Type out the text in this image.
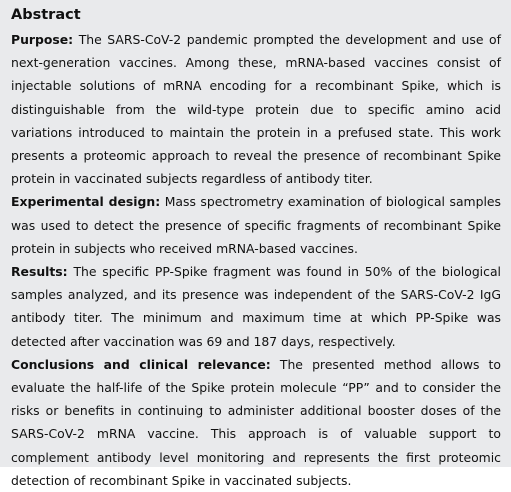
Abstract

Purpose: The SARS-CoV-2 pandemic prompted the development and use of next-generation vaccines. Among these, mRNA-based vaccines consist of injectable solutions of mRNA encoding for a recombinant Spike, which is distinguishable from the wild-type protein due to specific amino acid variations introduced to maintain the protein in a prefused state. This work presents a proteomic approach to reveal the presence of recombinant Spike protein in vaccinated subjects regardless of antibody titer.

Experimental design: Mass spectrometry examination of biological samples was used to detect the presence of specific fragments of recombinant Spike protein in subjects who received mRNA-based vaccines.

Results: The specific PP-Spike fragment was found in 50% of the biological samples analyzed, and its presence was independent of the SARS-CoV-2 IgG antibody titer. The minimum and maximum time at which PP-Spike was detected after vaccination was 69 and 187 days, respectively.

Conclusions and clinical relevance: The presented method allows to evaluate the half-life of the Spike protein molecule “PP” and to consider the risks or benefits in continuing to administer additional booster doses of the SARS-CoV-2 mRNA vaccine. This approach is of valuable support to complement antibody level monitoring and represents the first proteomic detection of recombinant Spike in vaccinated subjects.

Your task: With the images removed, write out all of the material above exactly.

Result of this task:
Type out the text in this image.
Abstract

Purpose: The SARS-CoV-2 pandemic prompted the development and use of next-generation vaccines. Among these, mRNA-based vaccines consist of injectable solutions of mRNA encoding for a recombinant Spike, which is distinguishable from the wild-type protein due to specific amino acid variations introduced to maintain the protein in a prefused state. This work presents a proteomic approach to reveal the presence of recombinant Spike protein in vaccinated subjects regardless of antibody titer.

Experimental design: Mass spectrometry examination of biological samples was used to detect the presence of specific fragments of recombinant Spike protein in subjects who received mRNA-based vaccines.

Results: The specific PP-Spike fragment was found in 50% of the biological samples analyzed, and its presence was independent of the SARS-CoV-2 IgG antibody titer. The minimum and maximum time at which PP-Spike was detected after vaccination was 69 and 187 days, respectively.

Conclusions and clinical relevance: The presented method allows to evaluate the half-life of the Spike protein molecule “PP” and to consider the risks or benefits in continuing to administer additional booster doses of the SARS-CoV-2 mRNA vaccine. This approach is of valuable support to complement antibody level monitoring and represents the first proteomic detection of recombinant Spike in vaccinated subjects.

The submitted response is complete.